WHAT YOU ARE ASKED TO DO: Which lines include the word "दशरथ"? Copy each of them.

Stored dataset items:
----

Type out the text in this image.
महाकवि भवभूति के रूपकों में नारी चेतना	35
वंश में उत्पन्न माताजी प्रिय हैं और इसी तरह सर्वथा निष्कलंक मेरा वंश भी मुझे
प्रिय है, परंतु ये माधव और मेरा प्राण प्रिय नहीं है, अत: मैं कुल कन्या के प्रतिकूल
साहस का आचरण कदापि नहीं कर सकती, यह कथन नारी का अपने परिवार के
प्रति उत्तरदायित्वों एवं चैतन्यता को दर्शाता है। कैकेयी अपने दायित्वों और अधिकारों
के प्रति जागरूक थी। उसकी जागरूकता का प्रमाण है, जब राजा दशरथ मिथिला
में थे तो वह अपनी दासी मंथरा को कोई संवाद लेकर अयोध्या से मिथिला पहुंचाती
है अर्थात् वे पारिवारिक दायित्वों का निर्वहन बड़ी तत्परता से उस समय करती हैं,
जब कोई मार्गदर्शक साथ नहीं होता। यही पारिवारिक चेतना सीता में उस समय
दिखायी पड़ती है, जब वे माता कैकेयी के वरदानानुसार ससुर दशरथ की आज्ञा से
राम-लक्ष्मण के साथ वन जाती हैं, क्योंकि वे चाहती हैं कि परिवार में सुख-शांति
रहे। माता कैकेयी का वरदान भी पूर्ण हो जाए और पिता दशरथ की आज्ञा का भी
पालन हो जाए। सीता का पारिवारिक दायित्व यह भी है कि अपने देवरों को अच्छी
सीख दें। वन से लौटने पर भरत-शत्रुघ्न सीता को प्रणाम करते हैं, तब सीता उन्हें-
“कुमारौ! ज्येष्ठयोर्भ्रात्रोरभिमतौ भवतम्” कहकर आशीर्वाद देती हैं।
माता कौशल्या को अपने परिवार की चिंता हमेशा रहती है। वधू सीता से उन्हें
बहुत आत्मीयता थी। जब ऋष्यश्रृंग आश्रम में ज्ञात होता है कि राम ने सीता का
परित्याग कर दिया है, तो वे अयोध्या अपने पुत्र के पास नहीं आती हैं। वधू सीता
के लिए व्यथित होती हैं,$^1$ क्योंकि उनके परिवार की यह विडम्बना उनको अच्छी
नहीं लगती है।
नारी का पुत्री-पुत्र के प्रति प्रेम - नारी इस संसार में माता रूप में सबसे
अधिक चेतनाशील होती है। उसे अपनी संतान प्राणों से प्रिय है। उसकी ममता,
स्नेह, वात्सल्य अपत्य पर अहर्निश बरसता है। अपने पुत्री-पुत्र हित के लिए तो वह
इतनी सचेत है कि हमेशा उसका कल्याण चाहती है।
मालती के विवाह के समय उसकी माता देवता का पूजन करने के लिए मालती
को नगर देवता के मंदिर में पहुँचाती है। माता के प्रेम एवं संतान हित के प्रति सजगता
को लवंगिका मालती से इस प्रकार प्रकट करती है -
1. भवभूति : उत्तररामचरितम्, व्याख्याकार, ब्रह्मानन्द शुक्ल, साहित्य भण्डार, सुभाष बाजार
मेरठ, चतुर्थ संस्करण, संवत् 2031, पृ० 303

----

TASK SOLUTION:
के प्रति जागरूक थी। उसकी जागरूकता का प्रमाण है, जब राजा दशरथ मिथिला
दिखायी पड़ती है, जब वे माता कैकेयी के वरदानानुसार ससुर दशरथ की आज्ञा से
रहे। माता कैकेयी का वरदान भी पूर्ण हो जाए और पिता दशरथ की आज्ञा का भी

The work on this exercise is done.